What to work on:
Take the material below and retype it in full; pictures are left out.

Data items

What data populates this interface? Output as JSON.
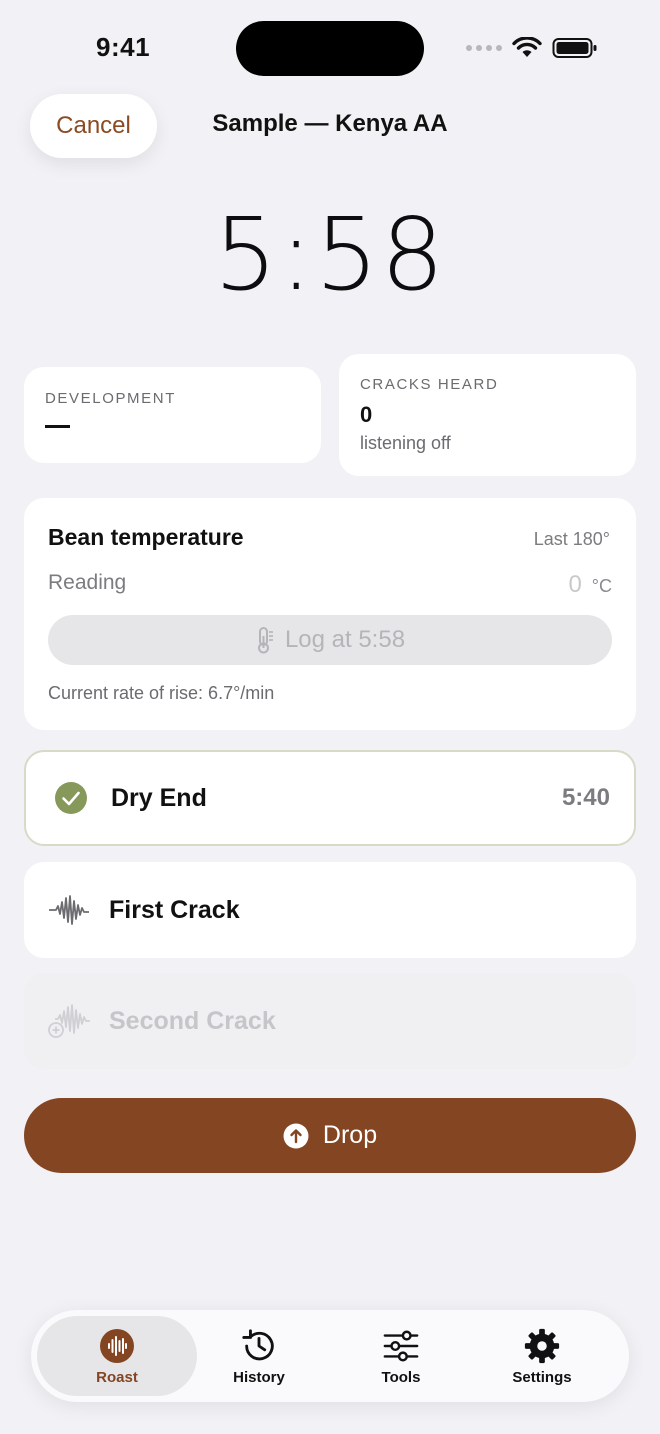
{
  "status_bar": {
    "time": "9:41"
  },
  "header": {
    "cancel_label": "Cancel",
    "title": "Sample — Kenya AA"
  },
  "timer": {
    "value": "5:58"
  },
  "development": {
    "label": "DEVELOPMENT"
  },
  "cracks": {
    "label": "CRACKS HEARD",
    "count": "0",
    "sub": "listening off"
  },
  "bean_temp": {
    "title": "Bean temperature",
    "last": "Last 180°",
    "reading_label": "Reading",
    "reading_value": "0",
    "unit": "°C",
    "log_label": "Log at 5:58",
    "rate": "Current rate of rise: 6.7°/min"
  },
  "events": {
    "dry_end": {
      "label": "Dry End",
      "time": "5:40"
    },
    "first_crack": {
      "label": "First Crack"
    },
    "second_crack": {
      "label": "Second Crack"
    }
  },
  "drop": {
    "label": "Drop"
  },
  "tabs": [
    {
      "label": "Roast",
      "icon": "waveform-icon"
    },
    {
      "label": "History",
      "icon": "history-clock-icon"
    },
    {
      "label": "Tools",
      "icon": "sliders-icon"
    },
    {
      "label": "Settings",
      "icon": "gear-icon"
    }
  ],
  "colors": {
    "accent": "#844522",
    "check": "#86995a",
    "background": "#f2f2f6"
  }
}
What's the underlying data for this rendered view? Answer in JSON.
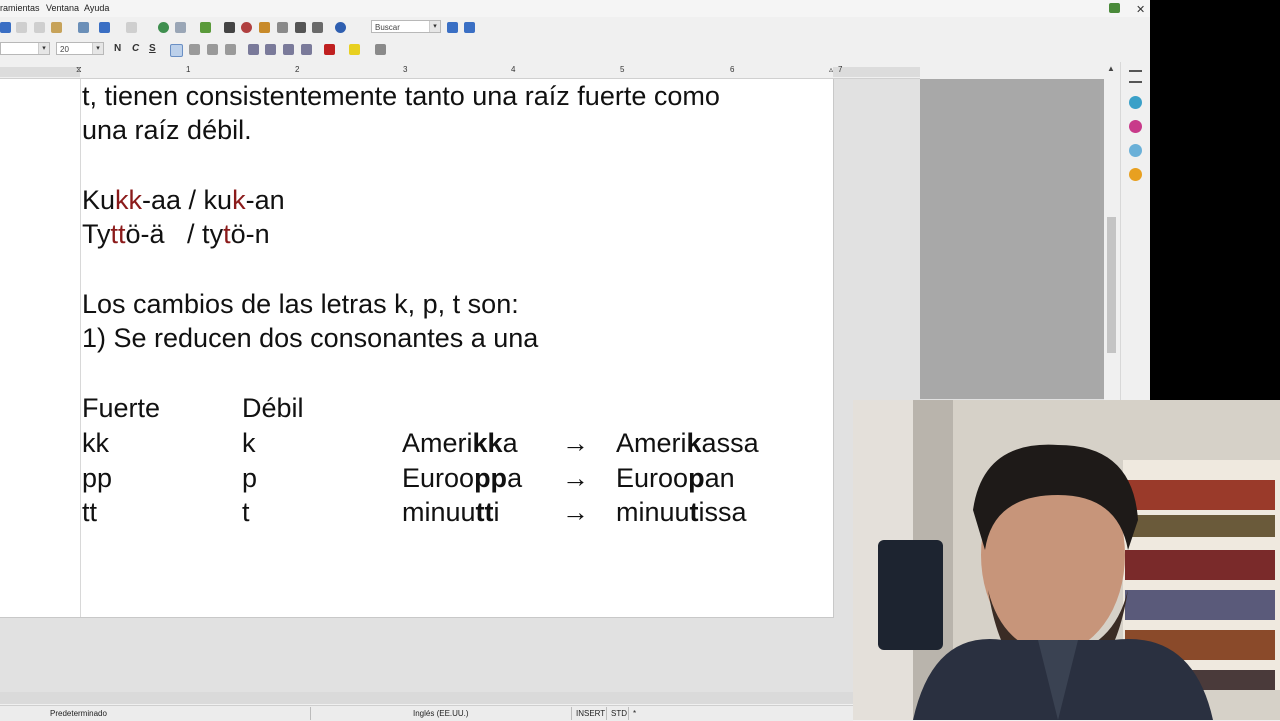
{
  "menu": {
    "items": [
      "ramientas",
      "Ventana",
      "Ayuda"
    ]
  },
  "toolbar": {
    "search_placeholder": "Buscar",
    "font_size": "20",
    "format_labels": [
      "N",
      "C",
      "S"
    ]
  },
  "ruler": {
    "numbers": [
      "1",
      "2",
      "3",
      "4",
      "5",
      "6",
      "7"
    ]
  },
  "document": {
    "line1": "t, tienen consistentemente tanto una raíz fuerte como",
    "line2": "una raíz débil.",
    "ex1": {
      "p1": "Ku",
      "p2": "kk",
      "p3": "-aa / ku",
      "p4": "k",
      "p5": "-an"
    },
    "ex2": {
      "p1": "Ty",
      "p2": "tt",
      "p3": "ö-ä   / ty",
      "p4": "t",
      "p5": "ö-n"
    },
    "line5": "Los cambios de las letras k, p, t son:",
    "line6": "1) Se reducen dos consonantes a una",
    "table": {
      "headers": [
        "Fuerte",
        "Débil"
      ],
      "rows": [
        {
          "strong": "kk",
          "weak": "k",
          "w1a": "Ameri",
          "w1b": "kk",
          "w1c": "a",
          "arrow": "→",
          "w2a": "Ameri",
          "w2b": "k",
          "w2c": "assa"
        },
        {
          "strong": "pp",
          "weak": "p",
          "w1a": "Euroo",
          "w1b": "pp",
          "w1c": "a",
          "arrow": "→",
          "w2a": "Euroo",
          "w2b": "p",
          "w2c": "an"
        },
        {
          "strong": "tt",
          "weak": "t",
          "w1a": "minuu",
          "w1b": "tt",
          "w1c": "i",
          "arrow": "→",
          "w2a": "minuu",
          "w2b": "t",
          "w2c": "issa"
        }
      ]
    }
  },
  "status": {
    "page_style": "Predeterminado",
    "language": "Inglés (EE.UU.)",
    "insert": "INSERT",
    "std": "STD",
    "star": "*"
  },
  "colors": {
    "highlight_red": "#8b1a1a"
  }
}
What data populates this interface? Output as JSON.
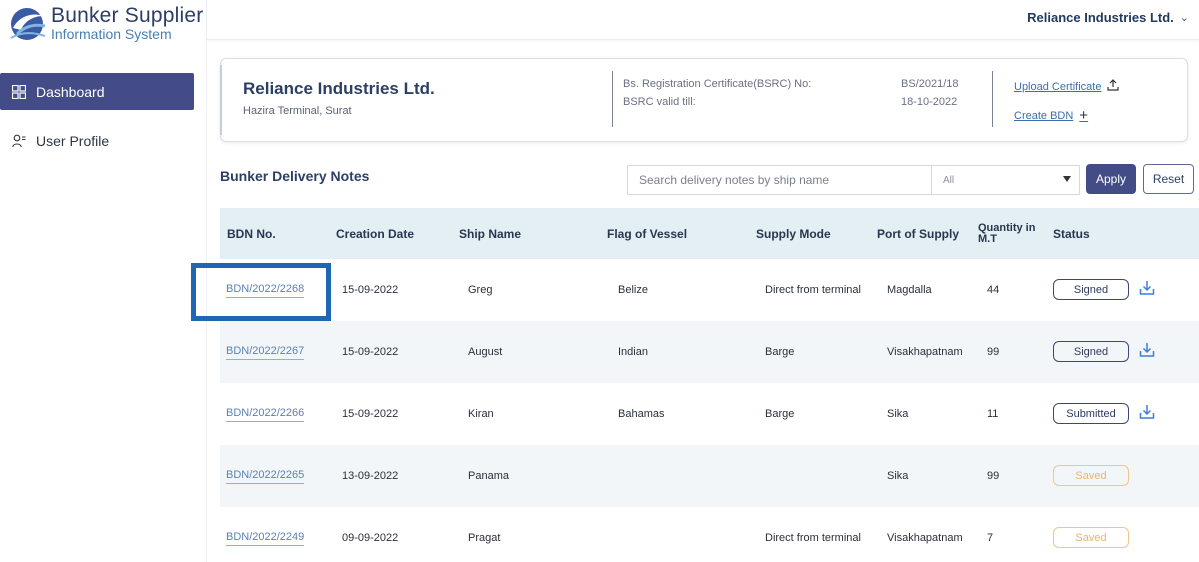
{
  "app": {
    "logo_title": "Bunker Supplier",
    "logo_subtitle": "Information System"
  },
  "sidebar": {
    "items": [
      {
        "label": "Dashboard",
        "icon": "dashboard-grid-icon",
        "active": true
      },
      {
        "label": "User Profile",
        "icon": "user-profile-icon",
        "active": false
      }
    ]
  },
  "header": {
    "company_menu_label": "Reliance Industries Ltd."
  },
  "info_card": {
    "company_name": "Reliance Industries Ltd.",
    "location": "Hazira Terminal, Surat",
    "bsrc_label": "Bs. Registration Certificate(BSRC) No:",
    "bsrc_value": "BS/2021/18",
    "valid_label": "BSRC valid till:",
    "valid_value": "18-10-2022",
    "upload_label": "Upload Certificate",
    "create_label": "Create BDN"
  },
  "section": {
    "title": "Bunker Delivery Notes",
    "search_placeholder": "Search delivery notes by ship name",
    "filter_value": "All",
    "apply_label": "Apply",
    "reset_label": "Reset"
  },
  "table": {
    "columns": [
      "BDN No.",
      "Creation Date",
      "Ship Name",
      "Flag of Vessel",
      "Supply Mode",
      "Port of Supply",
      "Quantity in M.T",
      "Status"
    ],
    "rows": [
      {
        "bdn": "BDN/2022/2268",
        "date": "15-09-2022",
        "ship": "Greg",
        "flag": "Belize",
        "mode": "Direct from terminal",
        "port": "Magdalla",
        "qty": "44",
        "status": "Signed",
        "downloadable": true
      },
      {
        "bdn": "BDN/2022/2267",
        "date": "15-09-2022",
        "ship": "August",
        "flag": "Indian",
        "mode": "Barge",
        "port": "Visakhapatnam",
        "qty": "99",
        "status": "Signed",
        "downloadable": true
      },
      {
        "bdn": "BDN/2022/2266",
        "date": "15-09-2022",
        "ship": "Kiran",
        "flag": "Bahamas",
        "mode": "Barge",
        "port": "Sika",
        "qty": "11",
        "status": "Submitted",
        "downloadable": true
      },
      {
        "bdn": "BDN/2022/2265",
        "date": "13-09-2022",
        "ship": "Panama",
        "flag": "",
        "mode": "",
        "port": "Sika",
        "qty": "99",
        "status": "Saved",
        "downloadable": false
      },
      {
        "bdn": "BDN/2022/2249",
        "date": "09-09-2022",
        "ship": "Pragat",
        "flag": "",
        "mode": "Direct from terminal",
        "port": "Visakhapatnam",
        "qty": "7",
        "status": "Saved",
        "downloadable": false
      }
    ]
  },
  "colors": {
    "primary": "#434c86",
    "link": "#5a82b5",
    "header_bg": "#e3eff3",
    "saved": "#eab56a",
    "highlight": "#1f66b3"
  }
}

Result below:
What data populates this interface? Output as JSON.
{
  "status_bar": {
    "time": "9:41"
  },
  "header": {
    "cancel_label": "Cancel",
    "title": "Sample — Kenya AA"
  },
  "timer": {
    "value": "5:58"
  },
  "development": {
    "label": "DEVELOPMENT"
  },
  "cracks": {
    "label": "CRACKS HEARD",
    "count": "0",
    "sub": "listening off"
  },
  "bean_temp": {
    "title": "Bean temperature",
    "last": "Last 180°",
    "reading_label": "Reading",
    "reading_value": "0",
    "unit": "°C",
    "log_label": "Log at 5:58",
    "rate": "Current rate of rise: 6.7°/min"
  },
  "events": {
    "dry_end": {
      "label": "Dry End",
      "time": "5:40"
    },
    "first_crack": {
      "label": "First Crack"
    },
    "second_crack": {
      "label": "Second Crack"
    }
  },
  "drop": {
    "label": "Drop"
  },
  "tabs": [
    {
      "label": "Roast",
      "icon": "waveform-icon"
    },
    {
      "label": "History",
      "icon": "history-clock-icon"
    },
    {
      "label": "Tools",
      "icon": "sliders-icon"
    },
    {
      "label": "Settings",
      "icon": "gear-icon"
    }
  ],
  "colors": {
    "accent": "#844522",
    "check": "#86995a",
    "background": "#f2f2f6"
  }
}
What's the underlying data for this rendered view? Answer in JSON.
{
  "menu": {
    "items": [
      "ramientas",
      "Ventana",
      "Ayuda"
    ]
  },
  "toolbar": {
    "search_placeholder": "Buscar",
    "font_size": "20",
    "format_labels": [
      "N",
      "C",
      "S"
    ]
  },
  "ruler": {
    "numbers": [
      "1",
      "2",
      "3",
      "4",
      "5",
      "6",
      "7"
    ]
  },
  "document": {
    "line1": "t, tienen consistentemente tanto una raíz fuerte como",
    "line2": "una raíz débil.",
    "ex1": {
      "p1": "Ku",
      "p2": "kk",
      "p3": "-aa / ku",
      "p4": "k",
      "p5": "-an"
    },
    "ex2": {
      "p1": "Ty",
      "p2": "tt",
      "p3": "ö-ä   / ty",
      "p4": "t",
      "p5": "ö-n"
    },
    "line5": "Los cambios de las letras k, p, t son:",
    "line6": "1) Se reducen dos consonantes a una",
    "table": {
      "headers": [
        "Fuerte",
        "Débil"
      ],
      "rows": [
        {
          "strong": "kk",
          "weak": "k",
          "w1a": "Ameri",
          "w1b": "kk",
          "w1c": "a",
          "arrow": "→",
          "w2a": "Ameri",
          "w2b": "k",
          "w2c": "assa"
        },
        {
          "strong": "pp",
          "weak": "p",
          "w1a": "Euroo",
          "w1b": "pp",
          "w1c": "a",
          "arrow": "→",
          "w2a": "Euroo",
          "w2b": "p",
          "w2c": "an"
        },
        {
          "strong": "tt",
          "weak": "t",
          "w1a": "minuu",
          "w1b": "tt",
          "w1c": "i",
          "arrow": "→",
          "w2a": "minuu",
          "w2b": "t",
          "w2c": "issa"
        }
      ]
    }
  },
  "status": {
    "page_style": "Predeterminado",
    "language": "Inglés (EE.UU.)",
    "insert": "INSERT",
    "std": "STD",
    "star": "*"
  },
  "colors": {
    "highlight_red": "#8b1a1a"
  }
}
What data populates this interface? Output as JSON.
{
  "app": {
    "logo_title": "Bunker Supplier",
    "logo_subtitle": "Information System"
  },
  "sidebar": {
    "items": [
      {
        "label": "Dashboard",
        "icon": "dashboard-grid-icon",
        "active": true
      },
      {
        "label": "User Profile",
        "icon": "user-profile-icon",
        "active": false
      }
    ]
  },
  "header": {
    "company_menu_label": "Reliance Industries Ltd."
  },
  "info_card": {
    "company_name": "Reliance Industries Ltd.",
    "location": "Hazira Terminal, Surat",
    "bsrc_label": "Bs. Registration Certificate(BSRC) No:",
    "bsrc_value": "BS/2021/18",
    "valid_label": "BSRC valid till:",
    "valid_value": "18-10-2022",
    "upload_label": "Upload Certificate",
    "create_label": "Create BDN"
  },
  "section": {
    "title": "Bunker Delivery Notes",
    "search_placeholder": "Search delivery notes by ship name",
    "filter_value": "All",
    "apply_label": "Apply",
    "reset_label": "Reset"
  },
  "table": {
    "columns": [
      "BDN No.",
      "Creation Date",
      "Ship Name",
      "Flag of Vessel",
      "Supply Mode",
      "Port of Supply",
      "Quantity in M.T",
      "Status"
    ],
    "rows": [
      {
        "bdn": "BDN/2022/2268",
        "date": "15-09-2022",
        "ship": "Greg",
        "flag": "Belize",
        "mode": "Direct from terminal",
        "port": "Magdalla",
        "qty": "44",
        "status": "Signed",
        "downloadable": true
      },
      {
        "bdn": "BDN/2022/2267",
        "date": "15-09-2022",
        "ship": "August",
        "flag": "Indian",
        "mode": "Barge",
        "port": "Visakhapatnam",
        "qty": "99",
        "status": "Signed",
        "downloadable": true
      },
      {
        "bdn": "BDN/2022/2266",
        "date": "15-09-2022",
        "ship": "Kiran",
        "flag": "Bahamas",
        "mode": "Barge",
        "port": "Sika",
        "qty": "11",
        "status": "Submitted",
        "downloadable": true
      },
      {
        "bdn": "BDN/2022/2265",
        "date": "13-09-2022",
        "ship": "Panama",
        "flag": "",
        "mode": "",
        "port": "Sika",
        "qty": "99",
        "status": "Saved",
        "downloadable": false
      },
      {
        "bdn": "BDN/2022/2249",
        "date": "09-09-2022",
        "ship": "Pragat",
        "flag": "",
        "mode": "Direct from terminal",
        "port": "Visakhapatnam",
        "qty": "7",
        "status": "Saved",
        "downloadable": false
      }
    ]
  },
  "colors": {
    "primary": "#434c86",
    "link": "#5a82b5",
    "header_bg": "#e3eff3",
    "saved": "#eab56a",
    "highlight": "#1f66b3"
  }
}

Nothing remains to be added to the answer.